— start of Supplied material —

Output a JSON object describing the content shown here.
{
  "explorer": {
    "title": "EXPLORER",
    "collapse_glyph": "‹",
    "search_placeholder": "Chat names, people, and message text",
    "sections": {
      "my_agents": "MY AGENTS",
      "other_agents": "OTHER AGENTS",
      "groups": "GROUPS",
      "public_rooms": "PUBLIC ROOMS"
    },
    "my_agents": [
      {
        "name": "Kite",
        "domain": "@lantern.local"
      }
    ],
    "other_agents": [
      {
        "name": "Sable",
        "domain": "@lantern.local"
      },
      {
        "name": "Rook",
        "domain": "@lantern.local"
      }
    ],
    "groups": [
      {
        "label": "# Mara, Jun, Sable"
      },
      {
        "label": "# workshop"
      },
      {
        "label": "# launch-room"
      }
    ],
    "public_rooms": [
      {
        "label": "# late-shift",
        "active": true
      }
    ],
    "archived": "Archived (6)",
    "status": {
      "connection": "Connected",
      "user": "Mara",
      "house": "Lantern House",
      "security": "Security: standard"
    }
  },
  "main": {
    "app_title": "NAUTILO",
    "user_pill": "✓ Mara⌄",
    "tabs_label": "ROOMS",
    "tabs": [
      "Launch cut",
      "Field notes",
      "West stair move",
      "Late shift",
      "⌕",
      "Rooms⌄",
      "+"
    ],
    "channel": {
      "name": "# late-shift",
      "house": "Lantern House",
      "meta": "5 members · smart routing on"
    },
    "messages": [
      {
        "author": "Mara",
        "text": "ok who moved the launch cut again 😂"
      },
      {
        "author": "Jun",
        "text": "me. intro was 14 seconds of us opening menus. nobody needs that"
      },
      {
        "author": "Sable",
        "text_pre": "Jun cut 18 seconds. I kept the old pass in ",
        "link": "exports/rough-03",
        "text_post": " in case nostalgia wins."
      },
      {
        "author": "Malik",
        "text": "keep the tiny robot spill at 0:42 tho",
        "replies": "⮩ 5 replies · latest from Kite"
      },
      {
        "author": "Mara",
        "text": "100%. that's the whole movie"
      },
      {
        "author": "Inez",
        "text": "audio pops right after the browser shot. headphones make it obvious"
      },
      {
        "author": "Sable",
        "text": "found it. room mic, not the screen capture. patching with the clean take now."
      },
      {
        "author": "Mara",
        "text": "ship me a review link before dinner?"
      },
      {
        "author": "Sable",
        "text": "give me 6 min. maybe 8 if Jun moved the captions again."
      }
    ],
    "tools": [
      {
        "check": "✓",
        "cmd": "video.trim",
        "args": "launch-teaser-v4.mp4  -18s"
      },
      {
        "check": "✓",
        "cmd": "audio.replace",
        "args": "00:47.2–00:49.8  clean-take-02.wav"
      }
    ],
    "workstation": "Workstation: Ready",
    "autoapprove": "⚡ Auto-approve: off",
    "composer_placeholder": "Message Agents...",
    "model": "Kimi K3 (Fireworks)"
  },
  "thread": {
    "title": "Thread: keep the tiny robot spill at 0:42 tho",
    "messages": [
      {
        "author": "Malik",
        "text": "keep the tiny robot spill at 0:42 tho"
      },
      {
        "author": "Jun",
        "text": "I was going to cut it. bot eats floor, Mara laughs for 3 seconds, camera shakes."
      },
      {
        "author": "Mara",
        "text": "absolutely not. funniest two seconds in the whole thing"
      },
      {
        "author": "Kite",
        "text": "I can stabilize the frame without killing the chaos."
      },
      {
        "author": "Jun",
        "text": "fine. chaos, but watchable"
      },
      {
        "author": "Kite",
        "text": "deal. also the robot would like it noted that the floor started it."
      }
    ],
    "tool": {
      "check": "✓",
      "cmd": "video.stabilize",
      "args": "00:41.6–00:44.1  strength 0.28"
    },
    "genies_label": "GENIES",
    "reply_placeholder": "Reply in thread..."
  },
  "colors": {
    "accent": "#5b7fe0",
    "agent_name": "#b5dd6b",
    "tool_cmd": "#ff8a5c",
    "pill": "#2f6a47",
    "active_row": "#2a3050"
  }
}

— end of Supplied material —

» **Given exercise**
Give every line of the material again, exactly as it reads.

» **Final answer**
Output a JSON object describing the content shown here.
{
  "explorer": {
    "title": "EXPLORER",
    "collapse_glyph": "‹",
    "search_placeholder": "Chat names, people, and message text",
    "sections": {
      "my_agents": "MY AGENTS",
      "other_agents": "OTHER AGENTS",
      "groups": "GROUPS",
      "public_rooms": "PUBLIC ROOMS"
    },
    "my_agents": [
      {
        "name": "Kite",
        "domain": "@lantern.local"
      }
    ],
    "other_agents": [
      {
        "name": "Sable",
        "domain": "@lantern.local"
      },
      {
        "name": "Rook",
        "domain": "@lantern.local"
      }
    ],
    "groups": [
      {
        "label": "# Mara, Jun, Sable"
      },
      {
        "label": "# workshop"
      },
      {
        "label": "# launch-room"
      }
    ],
    "public_rooms": [
      {
        "label": "# late-shift",
        "active": true
      }
    ],
    "archived": "Archived (6)",
    "status": {
      "connection": "Connected",
      "user": "Mara",
      "house": "Lantern House",
      "security": "Security: standard"
    }
  },
  "main": {
    "app_title": "NAUTILO",
    "user_pill": "✓ Mara⌄",
    "tabs_label": "ROOMS",
    "tabs": [
      "Launch cut",
      "Field notes",
      "West stair move",
      "Late shift",
      "⌕",
      "Rooms⌄",
      "+"
    ],
    "channel": {
      "name": "# late-shift",
      "house": "Lantern House",
      "meta": "5 members · smart routing on"
    },
    "messages": [
      {
        "author": "Mara",
        "text": "ok who moved the launch cut again 😂"
      },
      {
        "author": "Jun",
        "text": "me. intro was 14 seconds of us opening menus. nobody needs that"
      },
      {
        "author": "Sable",
        "text_pre": "Jun cut 18 seconds. I kept the old pass in ",
        "link": "exports/rough-03",
        "text_post": " in case nostalgia wins."
      },
      {
        "author": "Malik",
        "text": "keep the tiny robot spill at 0:42 tho",
        "replies": "⮩ 5 replies · latest from Kite"
      },
      {
        "author": "Mara",
        "text": "100%. that's the whole movie"
      },
      {
        "author": "Inez",
        "text": "audio pops right after the browser shot. headphones make it obvious"
      },
      {
        "author": "Sable",
        "text": "found it. room mic, not the screen capture. patching with the clean take now."
      },
      {
        "author": "Mara",
        "text": "ship me a review link before dinner?"
      },
      {
        "author": "Sable",
        "text": "give me 6 min. maybe 8 if Jun moved the captions again."
      }
    ],
    "tools": [
      {
        "check": "✓",
        "cmd": "video.trim",
        "args": "launch-teaser-v4.mp4  -18s"
      },
      {
        "check": "✓",
        "cmd": "audio.replace",
        "args": "00:47.2–00:49.8  clean-take-02.wav"
      }
    ],
    "workstation": "Workstation: Ready",
    "autoapprove": "⚡ Auto-approve: off",
    "composer_placeholder": "Message Agents...",
    "model": "Kimi K3 (Fireworks)"
  },
  "thread": {
    "title": "Thread: keep the tiny robot spill at 0:42 tho",
    "messages": [
      {
        "author": "Malik",
        "text": "keep the tiny robot spill at 0:42 tho"
      },
      {
        "author": "Jun",
        "text": "I was going to cut it. bot eats floor, Mara laughs for 3 seconds, camera shakes."
      },
      {
        "author": "Mara",
        "text": "absolutely not. funniest two seconds in the whole thing"
      },
      {
        "author": "Kite",
        "text": "I can stabilize the frame without killing the chaos."
      },
      {
        "author": "Jun",
        "text": "fine. chaos, but watchable"
      },
      {
        "author": "Kite",
        "text": "deal. also the robot would like it noted that the floor started it."
      }
    ],
    "tool": {
      "check": "✓",
      "cmd": "video.stabilize",
      "args": "00:41.6–00:44.1  strength 0.28"
    },
    "genies_label": "GENIES",
    "reply_placeholder": "Reply in thread..."
  },
  "colors": {
    "accent": "#5b7fe0",
    "agent_name": "#b5dd6b",
    "tool_cmd": "#ff8a5c",
    "pill": "#2f6a47",
    "active_row": "#2a3050"
  }
}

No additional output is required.